-- BEGIN Given data --

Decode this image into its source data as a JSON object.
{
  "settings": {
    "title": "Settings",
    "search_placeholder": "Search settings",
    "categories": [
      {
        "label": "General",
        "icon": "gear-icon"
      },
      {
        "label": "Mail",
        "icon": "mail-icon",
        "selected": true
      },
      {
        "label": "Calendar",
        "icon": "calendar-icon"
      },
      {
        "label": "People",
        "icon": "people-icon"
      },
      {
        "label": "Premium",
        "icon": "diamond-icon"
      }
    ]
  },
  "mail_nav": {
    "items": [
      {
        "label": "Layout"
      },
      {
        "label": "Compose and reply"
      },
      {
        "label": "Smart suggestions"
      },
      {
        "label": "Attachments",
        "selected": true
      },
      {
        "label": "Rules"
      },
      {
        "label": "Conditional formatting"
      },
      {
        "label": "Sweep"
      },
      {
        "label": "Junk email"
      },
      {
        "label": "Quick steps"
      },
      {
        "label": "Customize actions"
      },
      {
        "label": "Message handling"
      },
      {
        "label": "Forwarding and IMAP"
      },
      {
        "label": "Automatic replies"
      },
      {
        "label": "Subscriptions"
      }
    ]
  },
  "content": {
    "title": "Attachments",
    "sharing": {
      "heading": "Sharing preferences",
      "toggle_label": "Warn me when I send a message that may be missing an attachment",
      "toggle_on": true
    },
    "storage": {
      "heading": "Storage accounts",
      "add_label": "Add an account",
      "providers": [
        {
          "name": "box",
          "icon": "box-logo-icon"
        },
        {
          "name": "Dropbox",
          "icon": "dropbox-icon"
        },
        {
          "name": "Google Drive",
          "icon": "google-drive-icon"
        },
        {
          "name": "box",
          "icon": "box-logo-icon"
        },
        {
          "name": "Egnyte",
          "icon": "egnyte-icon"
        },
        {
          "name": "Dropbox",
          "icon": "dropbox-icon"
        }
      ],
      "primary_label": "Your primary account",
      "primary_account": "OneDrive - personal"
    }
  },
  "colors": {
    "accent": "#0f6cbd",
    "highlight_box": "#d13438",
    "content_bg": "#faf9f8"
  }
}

-- END Given data --

Goal:
Write out all the records above again, exactly as they stand.

Task solution:
Decode this image into its source data as a JSON object.
{
  "settings": {
    "title": "Settings",
    "search_placeholder": "Search settings",
    "categories": [
      {
        "label": "General",
        "icon": "gear-icon"
      },
      {
        "label": "Mail",
        "icon": "mail-icon",
        "selected": true
      },
      {
        "label": "Calendar",
        "icon": "calendar-icon"
      },
      {
        "label": "People",
        "icon": "people-icon"
      },
      {
        "label": "Premium",
        "icon": "diamond-icon"
      }
    ]
  },
  "mail_nav": {
    "items": [
      {
        "label": "Layout"
      },
      {
        "label": "Compose and reply"
      },
      {
        "label": "Smart suggestions"
      },
      {
        "label": "Attachments",
        "selected": true
      },
      {
        "label": "Rules"
      },
      {
        "label": "Conditional formatting"
      },
      {
        "label": "Sweep"
      },
      {
        "label": "Junk email"
      },
      {
        "label": "Quick steps"
      },
      {
        "label": "Customize actions"
      },
      {
        "label": "Message handling"
      },
      {
        "label": "Forwarding and IMAP"
      },
      {
        "label": "Automatic replies"
      },
      {
        "label": "Subscriptions"
      }
    ]
  },
  "content": {
    "title": "Attachments",
    "sharing": {
      "heading": "Sharing preferences",
      "toggle_label": "Warn me when I send a message that may be missing an attachment",
      "toggle_on": true
    },
    "storage": {
      "heading": "Storage accounts",
      "add_label": "Add an account",
      "providers": [
        {
          "name": "box",
          "icon": "box-logo-icon"
        },
        {
          "name": "Dropbox",
          "icon": "dropbox-icon"
        },
        {
          "name": "Google Drive",
          "icon": "google-drive-icon"
        },
        {
          "name": "box",
          "icon": "box-logo-icon"
        },
        {
          "name": "Egnyte",
          "icon": "egnyte-icon"
        },
        {
          "name": "Dropbox",
          "icon": "dropbox-icon"
        }
      ],
      "primary_label": "Your primary account",
      "primary_account": "OneDrive - personal"
    }
  },
  "colors": {
    "accent": "#0f6cbd",
    "highlight_box": "#d13438",
    "content_bg": "#faf9f8"
  }
}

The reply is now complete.